- _SET PROBLEM_:
Scan the data below for the string "structured". Copy every line where it appears.

- _SUPPLIED DATA_:
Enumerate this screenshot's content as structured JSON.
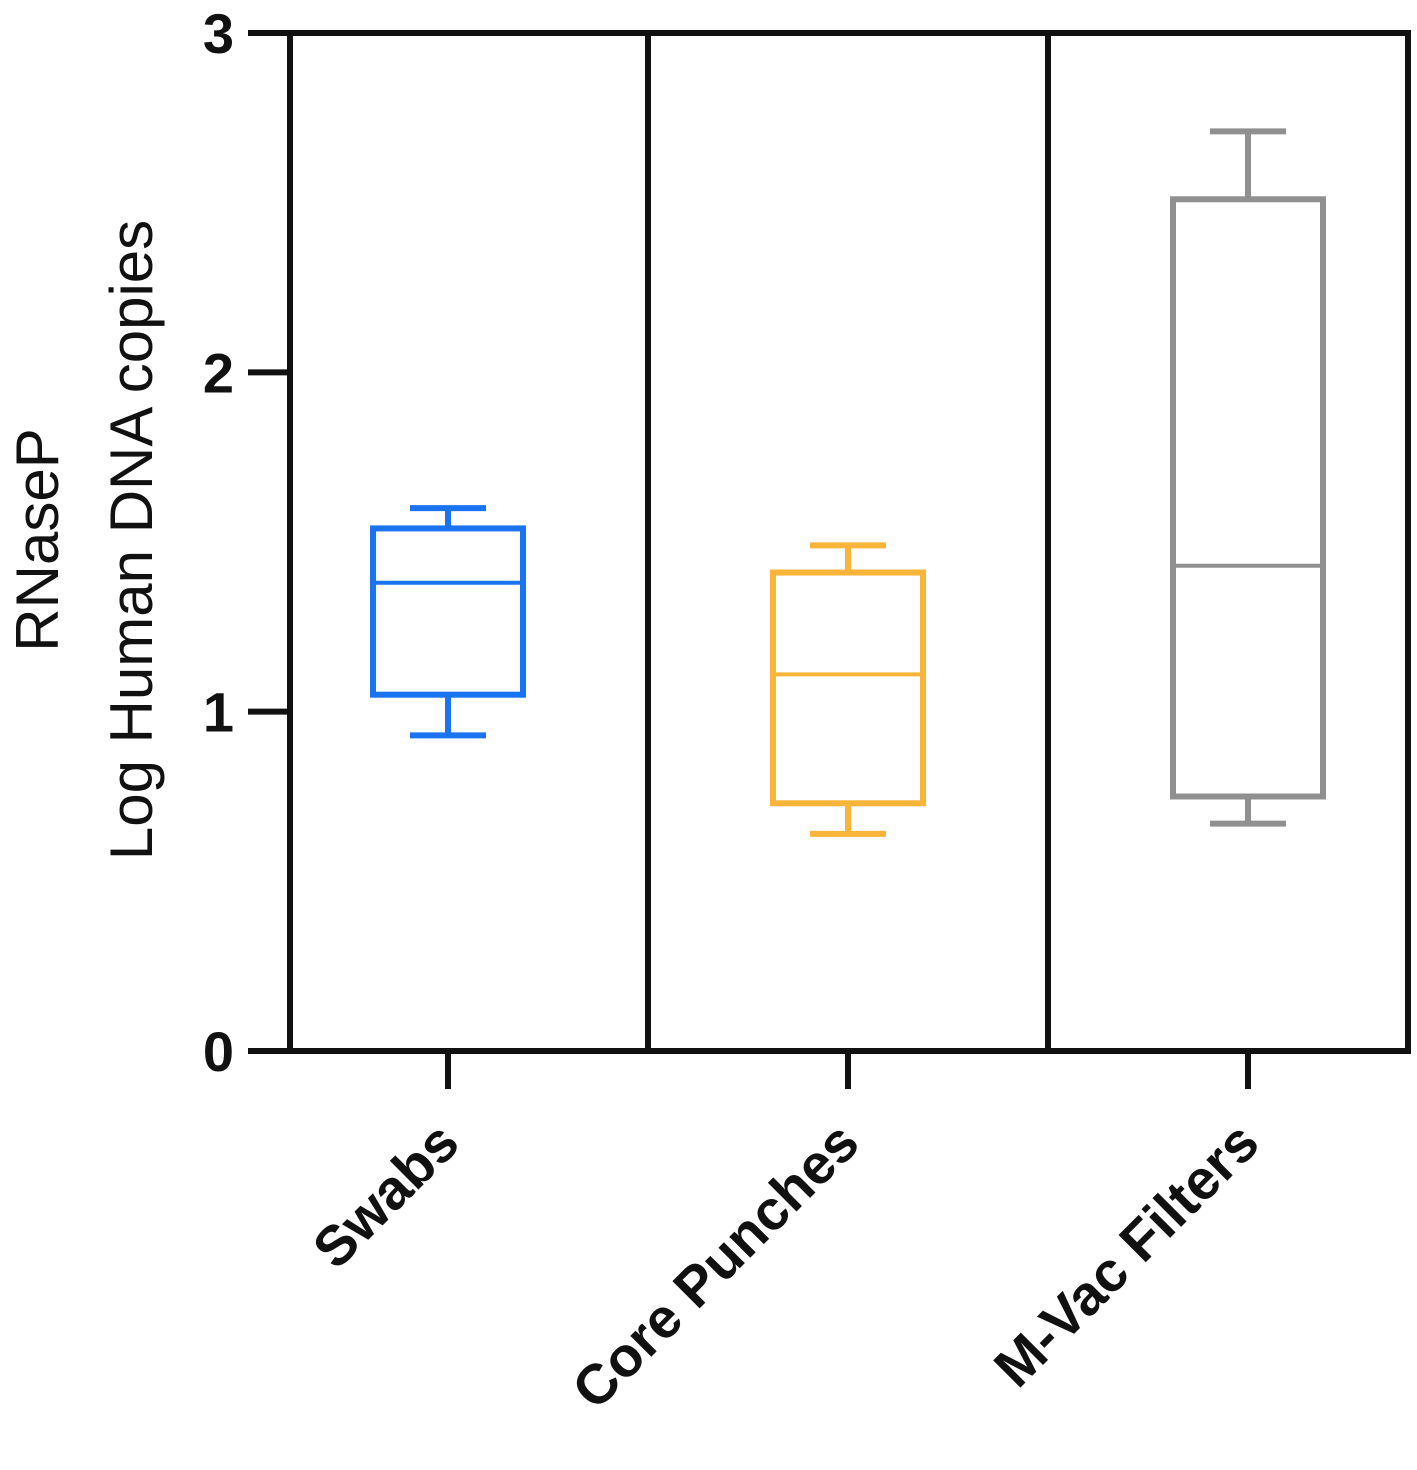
{
  "chart_data": {
    "type": "box",
    "ylabel_lines": [
      "RNaseP",
      "Log Human DNA copies"
    ],
    "ylim": [
      0,
      3
    ],
    "yticks": [
      "0",
      "1",
      "2",
      "3"
    ],
    "categories": [
      "Swabs",
      "Core Punches",
      "M-Vac Filters"
    ],
    "boxes": [
      {
        "category": "Swabs",
        "min": 0.93,
        "q1": 1.05,
        "median": 1.38,
        "q3": 1.54,
        "max": 1.6,
        "color": "#1a73f0"
      },
      {
        "category": "Core Punches",
        "min": 0.64,
        "q1": 0.73,
        "median": 1.11,
        "q3": 1.41,
        "max": 1.49,
        "color": "#f8b53a"
      },
      {
        "category": "M-Vac Filters",
        "min": 0.67,
        "q1": 0.75,
        "median": 1.43,
        "q3": 2.51,
        "max": 2.71,
        "color": "#909090"
      }
    ],
    "grid": false,
    "legend": "none"
  }
}
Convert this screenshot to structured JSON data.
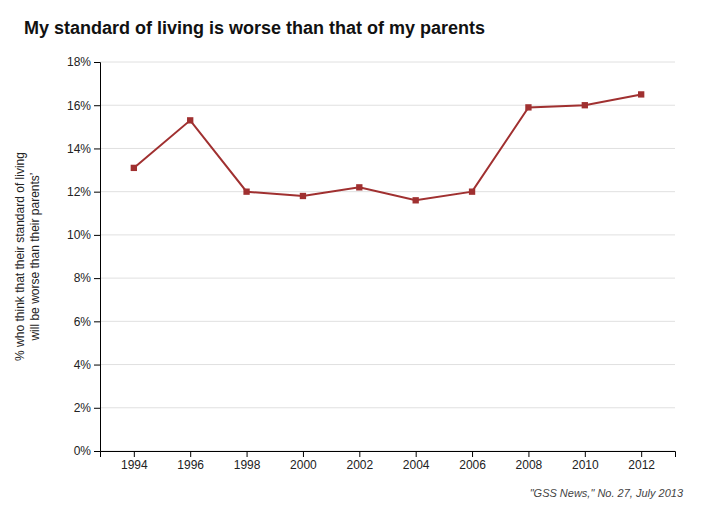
{
  "chart_data": {
    "type": "line",
    "title": "My standard of living is worse than that of my parents",
    "ylabel": "% who think that their standard of living\nwill be worse than their parents’",
    "annotations": [
      "\"GSS News,\" No. 27, July 2013"
    ],
    "x": [
      1994,
      1996,
      1998,
      2000,
      2002,
      2004,
      2006,
      2008,
      2010,
      2012
    ],
    "y": [
      0.131,
      0.153,
      0.12,
      0.118,
      0.122,
      0.116,
      0.12,
      0.159,
      0.16,
      0.165
    ],
    "color": "#A03030",
    "marker": "square",
    "ylim": [
      0,
      0.18
    ],
    "yticks": [
      {
        "value": 0,
        "label": "0%"
      },
      {
        "value": 0.02,
        "label": "2%"
      },
      {
        "value": 0.04,
        "label": "4%"
      },
      {
        "value": 0.06,
        "label": "6%"
      },
      {
        "value": 0.08,
        "label": "8%"
      },
      {
        "value": 0.1,
        "label": "10%"
      },
      {
        "value": 0.12,
        "label": "12%"
      },
      {
        "value": 0.14,
        "label": "14%"
      },
      {
        "value": 0.16,
        "label": "16%"
      },
      {
        "value": 0.18,
        "label": "18%"
      }
    ],
    "xlim": [
      1992.8,
      2013.2
    ],
    "xticks": [
      1994,
      1996,
      1998,
      2000,
      2002,
      2004,
      2006,
      2008,
      2010,
      2012
    ],
    "grid": true
  }
}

- _WRITTEN RESPONSE_:
Enumerate this screenshot's content as structured JSON.
Convert this screenshot to structured JSON data.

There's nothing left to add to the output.